PROBLEM DESCRIPTION:
Reproduce the listing below without any change.

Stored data
● ● ●
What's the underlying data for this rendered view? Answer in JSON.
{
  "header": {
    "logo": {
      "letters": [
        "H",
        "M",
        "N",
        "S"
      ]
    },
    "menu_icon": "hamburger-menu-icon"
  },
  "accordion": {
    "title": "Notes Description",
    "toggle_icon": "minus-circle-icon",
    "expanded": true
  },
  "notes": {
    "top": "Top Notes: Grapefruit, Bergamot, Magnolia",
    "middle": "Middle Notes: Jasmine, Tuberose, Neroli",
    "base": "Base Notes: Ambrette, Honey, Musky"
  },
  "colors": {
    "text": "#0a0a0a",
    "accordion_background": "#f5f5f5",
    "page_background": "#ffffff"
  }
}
● ● ●
SOLUTION BELOW:
What's the underlying data for this rendered view? Answer in JSON.
{
  "header": {
    "logo": {
      "letters": [
        "H",
        "M",
        "N",
        "S"
      ]
    },
    "menu_icon": "hamburger-menu-icon"
  },
  "accordion": {
    "title": "Notes Description",
    "toggle_icon": "minus-circle-icon",
    "expanded": true
  },
  "notes": {
    "top": "Top Notes: Grapefruit, Bergamot, Magnolia",
    "middle": "Middle Notes: Jasmine, Tuberose, Neroli",
    "base": "Base Notes: Ambrette, Honey, Musky"
  },
  "colors": {
    "text": "#0a0a0a",
    "accordion_background": "#f5f5f5",
    "page_background": "#ffffff"
  }
}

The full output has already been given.